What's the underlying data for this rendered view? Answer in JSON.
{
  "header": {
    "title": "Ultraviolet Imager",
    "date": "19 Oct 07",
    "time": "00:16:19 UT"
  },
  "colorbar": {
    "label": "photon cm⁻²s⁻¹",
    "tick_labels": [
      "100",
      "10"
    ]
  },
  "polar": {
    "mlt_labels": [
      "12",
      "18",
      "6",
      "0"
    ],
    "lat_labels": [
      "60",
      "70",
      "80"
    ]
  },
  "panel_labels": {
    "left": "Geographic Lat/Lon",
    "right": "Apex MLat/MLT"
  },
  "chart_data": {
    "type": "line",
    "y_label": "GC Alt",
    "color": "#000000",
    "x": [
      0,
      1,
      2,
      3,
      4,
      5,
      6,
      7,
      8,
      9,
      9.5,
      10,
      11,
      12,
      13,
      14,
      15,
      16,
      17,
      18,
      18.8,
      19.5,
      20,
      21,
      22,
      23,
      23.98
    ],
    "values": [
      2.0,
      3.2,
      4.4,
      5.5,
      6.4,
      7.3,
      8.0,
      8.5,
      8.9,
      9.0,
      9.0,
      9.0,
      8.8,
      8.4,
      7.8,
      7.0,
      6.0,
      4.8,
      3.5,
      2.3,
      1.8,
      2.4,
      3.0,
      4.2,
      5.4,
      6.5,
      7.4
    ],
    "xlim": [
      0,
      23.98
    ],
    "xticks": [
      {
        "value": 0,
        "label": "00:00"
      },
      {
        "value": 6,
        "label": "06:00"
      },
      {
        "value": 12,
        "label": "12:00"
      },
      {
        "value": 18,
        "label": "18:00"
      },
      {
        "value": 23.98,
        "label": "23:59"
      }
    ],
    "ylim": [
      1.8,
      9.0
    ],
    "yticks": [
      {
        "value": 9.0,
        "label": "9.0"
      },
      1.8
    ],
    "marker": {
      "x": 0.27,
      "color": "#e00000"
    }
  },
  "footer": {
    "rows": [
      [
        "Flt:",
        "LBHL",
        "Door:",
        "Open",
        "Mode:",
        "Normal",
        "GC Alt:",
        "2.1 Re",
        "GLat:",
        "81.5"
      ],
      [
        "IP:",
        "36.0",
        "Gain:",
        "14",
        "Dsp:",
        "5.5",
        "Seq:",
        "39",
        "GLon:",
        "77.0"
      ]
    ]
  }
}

Written exercise
Write out all the data again, exactly as it appears.

Finished exercise
What's the underlying data for this rendered view? Answer in JSON.
{
  "header": {
    "title": "Ultraviolet Imager",
    "date": "19 Oct 07",
    "time": "00:16:19 UT"
  },
  "colorbar": {
    "label": "photon cm⁻²s⁻¹",
    "tick_labels": [
      "100",
      "10"
    ]
  },
  "polar": {
    "mlt_labels": [
      "12",
      "18",
      "6",
      "0"
    ],
    "lat_labels": [
      "60",
      "70",
      "80"
    ]
  },
  "panel_labels": {
    "left": "Geographic Lat/Lon",
    "right": "Apex MLat/MLT"
  },
  "chart_data": {
    "type": "line",
    "y_label": "GC Alt",
    "color": "#000000",
    "x": [
      0,
      1,
      2,
      3,
      4,
      5,
      6,
      7,
      8,
      9,
      9.5,
      10,
      11,
      12,
      13,
      14,
      15,
      16,
      17,
      18,
      18.8,
      19.5,
      20,
      21,
      22,
      23,
      23.98
    ],
    "values": [
      2.0,
      3.2,
      4.4,
      5.5,
      6.4,
      7.3,
      8.0,
      8.5,
      8.9,
      9.0,
      9.0,
      9.0,
      8.8,
      8.4,
      7.8,
      7.0,
      6.0,
      4.8,
      3.5,
      2.3,
      1.8,
      2.4,
      3.0,
      4.2,
      5.4,
      6.5,
      7.4
    ],
    "xlim": [
      0,
      23.98
    ],
    "xticks": [
      {
        "value": 0,
        "label": "00:00"
      },
      {
        "value": 6,
        "label": "06:00"
      },
      {
        "value": 12,
        "label": "12:00"
      },
      {
        "value": 18,
        "label": "18:00"
      },
      {
        "value": 23.98,
        "label": "23:59"
      }
    ],
    "ylim": [
      1.8,
      9.0
    ],
    "yticks": [
      {
        "value": 9.0,
        "label": "9.0"
      },
      1.8
    ],
    "marker": {
      "x": 0.27,
      "color": "#e00000"
    }
  },
  "footer": {
    "rows": [
      [
        "Flt:",
        "LBHL",
        "Door:",
        "Open",
        "Mode:",
        "Normal",
        "GC Alt:",
        "2.1 Re",
        "GLat:",
        "81.5"
      ],
      [
        "IP:",
        "36.0",
        "Gain:",
        "14",
        "Dsp:",
        "5.5",
        "Seq:",
        "39",
        "GLon:",
        "77.0"
      ]
    ]
  }
}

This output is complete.